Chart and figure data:
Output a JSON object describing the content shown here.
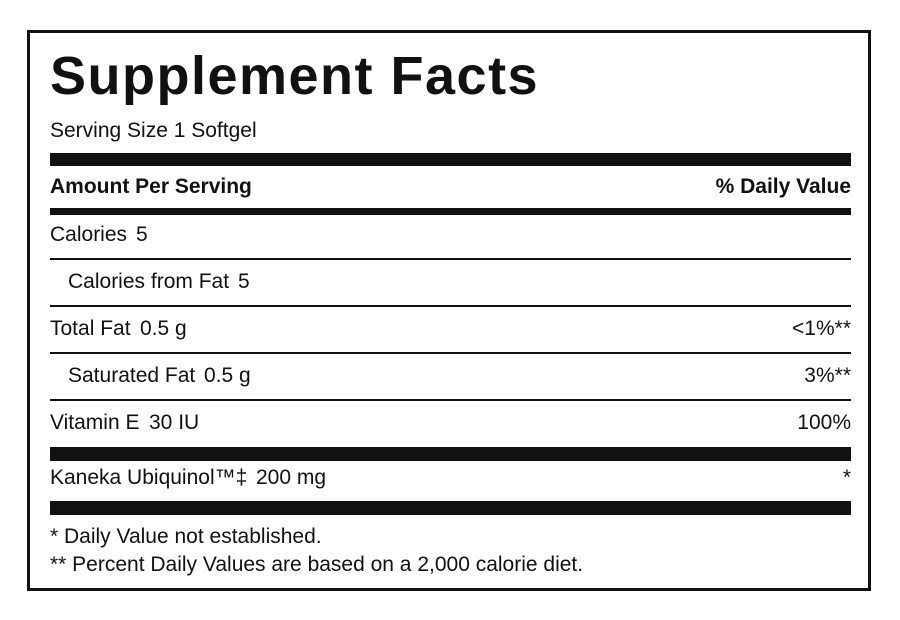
{
  "title": "Supplement Facts",
  "serving_size": "Serving Size 1 Softgel",
  "header": {
    "amount": "Amount Per Serving",
    "daily_value": "% Daily Value"
  },
  "rows": [
    {
      "label": "Calories",
      "amount": "5"
    },
    {
      "label": "Calories from Fat",
      "amount": "5"
    },
    {
      "label": "Total Fat",
      "amount": "0.5 g",
      "daily_value": "<1%**"
    },
    {
      "label": "Saturated Fat",
      "amount": "0.5 g",
      "daily_value": "3%**"
    },
    {
      "label": "Vitamin E",
      "amount": "30 IU",
      "daily_value": "100%"
    },
    {
      "label": "Kaneka Ubiquinol™‡",
      "amount": "200 mg",
      "daily_value": "*"
    }
  ],
  "footnotes": [
    "* Daily Value not established.",
    "** Percent Daily Values are based on a 2,000 calorie diet."
  ]
}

=== Exercise directions ===
Repeat the records above exactly, omitting every picture.

=== Result for this exercise ===
Output a JSON object describing the content shown here.
{
  "title": "Supplement Facts",
  "serving_size": "Serving Size 1 Softgel",
  "header": {
    "amount": "Amount Per Serving",
    "daily_value": "% Daily Value"
  },
  "rows": [
    {
      "label": "Calories",
      "amount": "5"
    },
    {
      "label": "Calories from Fat",
      "amount": "5"
    },
    {
      "label": "Total Fat",
      "amount": "0.5 g",
      "daily_value": "<1%**"
    },
    {
      "label": "Saturated Fat",
      "amount": "0.5 g",
      "daily_value": "3%**"
    },
    {
      "label": "Vitamin E",
      "amount": "30 IU",
      "daily_value": "100%"
    },
    {
      "label": "Kaneka Ubiquinol™‡",
      "amount": "200 mg",
      "daily_value": "*"
    }
  ],
  "footnotes": [
    "* Daily Value not established.",
    "** Percent Daily Values are based on a 2,000 calorie diet."
  ]
}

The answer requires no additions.